- **What is asked**:
Reproduce the items below word for word, from their first line through the line containing "button[interactable]: Wallpapers and", both lines included.

- **Task material**:
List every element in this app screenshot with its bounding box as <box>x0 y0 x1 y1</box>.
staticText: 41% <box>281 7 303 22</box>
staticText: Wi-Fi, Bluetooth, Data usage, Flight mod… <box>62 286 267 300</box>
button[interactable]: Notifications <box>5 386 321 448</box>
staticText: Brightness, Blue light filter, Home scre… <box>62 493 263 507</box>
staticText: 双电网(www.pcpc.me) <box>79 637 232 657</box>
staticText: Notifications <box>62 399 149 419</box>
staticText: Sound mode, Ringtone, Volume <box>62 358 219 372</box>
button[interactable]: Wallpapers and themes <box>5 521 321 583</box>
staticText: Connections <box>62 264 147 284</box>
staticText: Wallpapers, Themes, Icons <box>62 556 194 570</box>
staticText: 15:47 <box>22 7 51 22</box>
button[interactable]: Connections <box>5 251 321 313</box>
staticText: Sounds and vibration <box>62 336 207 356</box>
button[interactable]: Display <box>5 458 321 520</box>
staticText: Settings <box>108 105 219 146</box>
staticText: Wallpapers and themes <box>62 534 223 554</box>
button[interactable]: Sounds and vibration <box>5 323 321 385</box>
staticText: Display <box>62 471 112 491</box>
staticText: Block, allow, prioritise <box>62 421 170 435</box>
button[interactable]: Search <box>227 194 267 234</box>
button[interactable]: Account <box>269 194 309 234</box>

- **Solved problem**:
List every element in this app screenshot with its bounding box as <box>x0 y0 x1 y1</box>.
staticText: 41% <box>281 7 303 22</box>
staticText: Wi-Fi, Bluetooth, Data usage, Flight mod… <box>62 286 267 300</box>
button[interactable]: Notifications <box>5 386 321 448</box>
staticText: Brightness, Blue light filter, Home scre… <box>62 493 263 507</box>
staticText: 双电网(www.pcpc.me) <box>79 637 232 657</box>
staticText: Notifications <box>62 399 149 419</box>
staticText: Sound mode, Ringtone, Volume <box>62 358 219 372</box>
button[interactable]: Wallpapers and themes <box>5 521 321 583</box>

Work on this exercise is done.